■ Requirements ■
Repeat all of the data precisely.

▬▬▬▬▬▬

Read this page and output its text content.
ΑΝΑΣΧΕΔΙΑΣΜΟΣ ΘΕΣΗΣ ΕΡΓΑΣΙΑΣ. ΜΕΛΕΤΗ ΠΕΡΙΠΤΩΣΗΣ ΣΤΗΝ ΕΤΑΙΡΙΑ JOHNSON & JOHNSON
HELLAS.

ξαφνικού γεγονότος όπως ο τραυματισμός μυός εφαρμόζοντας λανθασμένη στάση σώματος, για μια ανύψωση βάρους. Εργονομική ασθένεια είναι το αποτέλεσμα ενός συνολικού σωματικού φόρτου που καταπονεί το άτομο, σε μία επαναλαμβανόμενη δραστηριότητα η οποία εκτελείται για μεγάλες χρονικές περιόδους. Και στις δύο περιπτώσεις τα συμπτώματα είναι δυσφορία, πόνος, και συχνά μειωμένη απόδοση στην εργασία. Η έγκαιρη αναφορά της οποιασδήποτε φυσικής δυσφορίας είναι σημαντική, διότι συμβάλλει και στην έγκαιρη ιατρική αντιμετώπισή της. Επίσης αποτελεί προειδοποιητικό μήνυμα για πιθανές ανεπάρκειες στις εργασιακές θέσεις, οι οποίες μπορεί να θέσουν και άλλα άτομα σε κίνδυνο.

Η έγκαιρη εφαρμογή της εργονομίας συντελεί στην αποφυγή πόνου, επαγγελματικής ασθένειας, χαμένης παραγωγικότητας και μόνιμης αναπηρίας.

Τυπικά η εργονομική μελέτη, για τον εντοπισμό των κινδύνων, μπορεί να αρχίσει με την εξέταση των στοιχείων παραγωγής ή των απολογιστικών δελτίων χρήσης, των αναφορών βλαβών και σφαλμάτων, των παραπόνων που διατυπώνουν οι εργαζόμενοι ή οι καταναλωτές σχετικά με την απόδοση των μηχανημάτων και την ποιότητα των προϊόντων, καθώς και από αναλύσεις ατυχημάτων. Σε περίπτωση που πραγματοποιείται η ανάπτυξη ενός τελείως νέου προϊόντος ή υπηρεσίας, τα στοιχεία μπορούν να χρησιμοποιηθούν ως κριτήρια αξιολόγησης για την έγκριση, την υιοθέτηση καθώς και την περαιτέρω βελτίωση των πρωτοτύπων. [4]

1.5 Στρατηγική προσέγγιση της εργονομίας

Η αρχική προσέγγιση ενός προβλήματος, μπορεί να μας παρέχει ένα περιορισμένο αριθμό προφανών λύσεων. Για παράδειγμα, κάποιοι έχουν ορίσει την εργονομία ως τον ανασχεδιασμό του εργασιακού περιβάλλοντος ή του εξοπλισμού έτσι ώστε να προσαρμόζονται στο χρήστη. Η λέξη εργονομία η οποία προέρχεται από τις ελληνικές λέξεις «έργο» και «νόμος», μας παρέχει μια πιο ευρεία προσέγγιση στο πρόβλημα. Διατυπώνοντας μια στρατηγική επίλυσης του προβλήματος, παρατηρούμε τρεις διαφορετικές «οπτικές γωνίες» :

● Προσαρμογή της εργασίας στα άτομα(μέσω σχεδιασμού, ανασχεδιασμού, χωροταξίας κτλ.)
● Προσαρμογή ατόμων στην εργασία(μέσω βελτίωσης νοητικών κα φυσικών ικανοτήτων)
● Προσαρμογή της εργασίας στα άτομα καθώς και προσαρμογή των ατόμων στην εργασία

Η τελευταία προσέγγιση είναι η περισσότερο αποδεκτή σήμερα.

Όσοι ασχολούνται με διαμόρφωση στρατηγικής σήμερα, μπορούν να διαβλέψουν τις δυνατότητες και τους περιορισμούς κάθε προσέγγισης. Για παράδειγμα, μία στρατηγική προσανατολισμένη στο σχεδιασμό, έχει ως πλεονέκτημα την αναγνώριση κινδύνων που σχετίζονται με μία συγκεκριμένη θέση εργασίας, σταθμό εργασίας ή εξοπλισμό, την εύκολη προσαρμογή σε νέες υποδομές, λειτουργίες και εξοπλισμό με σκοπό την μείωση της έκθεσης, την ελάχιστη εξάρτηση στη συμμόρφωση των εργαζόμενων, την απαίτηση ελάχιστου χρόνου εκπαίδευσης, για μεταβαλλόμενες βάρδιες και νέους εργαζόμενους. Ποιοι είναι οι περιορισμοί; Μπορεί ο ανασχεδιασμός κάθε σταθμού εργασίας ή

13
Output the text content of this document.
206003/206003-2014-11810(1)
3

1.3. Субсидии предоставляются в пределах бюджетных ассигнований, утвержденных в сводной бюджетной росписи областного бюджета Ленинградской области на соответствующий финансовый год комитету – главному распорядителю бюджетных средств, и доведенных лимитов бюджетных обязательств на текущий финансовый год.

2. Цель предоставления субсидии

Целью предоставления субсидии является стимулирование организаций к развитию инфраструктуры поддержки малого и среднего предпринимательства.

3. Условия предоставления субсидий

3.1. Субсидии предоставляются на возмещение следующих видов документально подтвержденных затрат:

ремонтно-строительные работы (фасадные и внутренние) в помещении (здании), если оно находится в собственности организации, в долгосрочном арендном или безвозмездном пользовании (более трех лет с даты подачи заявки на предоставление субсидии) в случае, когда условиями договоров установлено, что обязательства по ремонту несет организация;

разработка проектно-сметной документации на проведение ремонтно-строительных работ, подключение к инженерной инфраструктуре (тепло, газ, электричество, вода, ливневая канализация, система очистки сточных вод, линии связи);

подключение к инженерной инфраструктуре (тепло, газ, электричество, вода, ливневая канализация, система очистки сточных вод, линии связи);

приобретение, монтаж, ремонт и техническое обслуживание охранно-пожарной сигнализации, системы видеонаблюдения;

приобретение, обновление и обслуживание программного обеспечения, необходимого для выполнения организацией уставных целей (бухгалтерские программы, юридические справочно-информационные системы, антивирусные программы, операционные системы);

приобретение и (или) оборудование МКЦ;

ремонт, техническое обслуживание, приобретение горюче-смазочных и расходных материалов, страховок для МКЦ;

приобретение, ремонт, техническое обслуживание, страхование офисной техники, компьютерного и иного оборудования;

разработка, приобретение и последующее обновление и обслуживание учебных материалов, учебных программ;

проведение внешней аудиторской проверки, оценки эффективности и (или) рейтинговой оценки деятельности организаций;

▬▬▬▬▬▬

■ Problem solution ■
Read this page and output its text content.
ΑΝΑΣΧΕΔΙΑΣΜΟΣ ΘΕΣΗΣ ΕΡΓΑΣΙΑΣ. ΜΕΛΕΤΗ ΠΕΡΙΠΤΩΣΗΣ ΣΤΗΝ ΕΤΑΙΡΙΑ JOHNSON & JOHNSON
HELLAS.

ξαφνικού γεγονότος όπως ο τραυματισμός μυός εφαρμόζοντας λανθασμένη στάση σώματος, για μια ανύψωση βάρους. Εργονομική ασθένεια είναι το αποτέλεσμα ενός συνολικού σωματικού φόρτου που καταπονεί το άτομο, σε μία επαναλαμβανόμενη δραστηριότητα η οποία εκτελείται για μεγάλες χρονικές περιόδους. Και στις δύο περιπτώσεις τα συμπτώματα είναι δυσφορία, πόνος, και συχνά μειωμένη απόδοση στην εργασία. Η έγκαιρη αναφορά της οποιασδήποτε φυσικής δυσφορίας είναι σημαντική, διότι συμβάλλει και στην έγκαιρη ιατρική αντιμετώπισή της. Επίσης αποτελεί προειδοποιητικό μήνυμα για πιθανές ανεπάρκειες στις εργασιακές θέσεις, οι οποίες μπορεί να θέσουν και άλλα άτομα σε κίνδυνο.

Η έγκαιρη εφαρμογή της εργονομίας συντελεί στην αποφυγή πόνου, επαγγελματικής ασθένειας, χαμένης παραγωγικότητας και μόνιμης αναπηρίας.

Τυπικά η εργονομική μελέτη, για τον εντοπισμό των κινδύνων, μπορεί να αρχίσει με την εξέταση των στοιχείων παραγωγής ή των απολογιστικών δελτίων χρήσης, των αναφορών βλαβών και σφαλμάτων, των παραπόνων που διατυπώνουν οι εργαζόμενοι ή οι καταναλωτές σχετικά με την απόδοση των μηχανημάτων και την ποιότητα των προϊόντων, καθώς και από αναλύσεις ατυχημάτων. Σε περίπτωση που πραγματοποιείται η ανάπτυξη ενός τελείως νέου προϊόντος ή υπηρεσίας, τα στοιχεία μπορούν να χρησιμοποιηθούν ως κριτήρια αξιολόγησης για την έγκριση, την υιοθέτηση καθώς και την περαιτέρω βελτίωση των πρωτοτύπων. [4]

1.5 Στρατηγική προσέγγιση της εργονομίας

Η αρχική προσέγγιση ενός προβλήματος, μπορεί να μας παρέχει ένα περιορισμένο αριθμό προφανών λύσεων. Για παράδειγμα, κάποιοι έχουν ορίσει την εργονομία ως τον ανασχεδιασμό του εργασιακού περιβάλλοντος ή του εξοπλισμού έτσι ώστε να προσαρμόζονται στο χρήστη. Η λέξη εργονομία η οποία προέρχεται από τις ελληνικές λέξεις «έργο» και «νόμος», μας παρέχει μια πιο ευρεία προσέγγιση στο πρόβλημα. Διατυπώνοντας μια στρατηγική επίλυσης του προβλήματος, παρατηρούμε τρεις διαφορετικές «οπτικές γωνίες» :

● Προσαρμογή της εργασίας στα άτομα(μέσω σχεδιασμού, ανασχεδιασμού, χωροταξίας κτλ.)
● Προσαρμογή ατόμων στην εργασία(μέσω βελτίωσης νοητικών κα φυσικών ικανοτήτων)
● Προσαρμογή της εργασίας στα άτομα καθώς και προσαρμογή των ατόμων στην εργασία

Η τελευταία προσέγγιση είναι η περισσότερο αποδεκτή σήμερα.

Όσοι ασχολούνται με διαμόρφωση στρατηγικής σήμερα, μπορούν να διαβλέψουν τις δυνατότητες και τους περιορισμούς κάθε προσέγγισης. Για παράδειγμα, μία στρατηγική προσανατολισμένη στο σχεδιασμό, έχει ως πλεονέκτημα την αναγνώριση κινδύνων που σχετίζονται με μία συγκεκριμένη θέση εργασίας, σταθμό εργασίας ή εξοπλισμό, την εύκολη προσαρμογή σε νέες υποδομές, λειτουργίες και εξοπλισμό με σκοπό την μείωση της έκθεσης, την ελάχιστη εξάρτηση στη συμμόρφωση των εργαζόμενων, την απαίτηση ελάχιστου χρόνου εκπαίδευσης, για μεταβαλλόμενες βάρδιες και νέους εργαζόμενους. Ποιοι είναι οι περιορισμοί; Μπορεί ο ανασχεδιασμός κάθε σταθμού εργασίας ή

13
Output the text content of this document.
206003/206003-2014-11810(1)
3

1.3. Субсидии предоставляются в пределах бюджетных ассигнований, утвержденных в сводной бюджетной росписи областного бюджета Ленинградской области на соответствующий финансовый год комитету – главному распорядителю бюджетных средств, и доведенных лимитов бюджетных обязательств на текущий финансовый год.

2. Цель предоставления субсидии

Целью предоставления субсидии является стимулирование организаций к развитию инфраструктуры поддержки малого и среднего предпринимательства.

3. Условия предоставления субсидий

3.1. Субсидии предоставляются на возмещение следующих видов документально подтвержденных затрат:

ремонтно-строительные работы (фасадные и внутренние) в помещении (здании), если оно находится в собственности организации, в долгосрочном арендном или безвозмездном пользовании (более трех лет с даты подачи заявки на предоставление субсидии) в случае, когда условиями договоров установлено, что обязательства по ремонту несет организация;

разработка проектно-сметной документации на проведение ремонтно-строительных работ, подключение к инженерной инфраструктуре (тепло, газ, электричество, вода, ливневая канализация, система очистки сточных вод, линии связи);

подключение к инженерной инфраструктуре (тепло, газ, электричество, вода, ливневая канализация, система очистки сточных вод, линии связи);

приобретение, монтаж, ремонт и техническое обслуживание охранно-пожарной сигнализации, системы видеонаблюдения;

приобретение, обновление и обслуживание программного обеспечения, необходимого для выполнения организацией уставных целей (бухгалтерские программы, юридические справочно-информационные системы, антивирусные программы, операционные системы);

приобретение и (или) оборудование МКЦ;

ремонт, техническое обслуживание, приобретение горюче-смазочных и расходных материалов, страховок для МКЦ;

приобретение, ремонт, техническое обслуживание, страхование офисной техники, компьютерного и иного оборудования;

разработка, приобретение и последующее обновление и обслуживание учебных материалов, учебных программ;

проведение внешней аудиторской проверки, оценки эффективности и (или) рейтинговой оценки деятельности организаций;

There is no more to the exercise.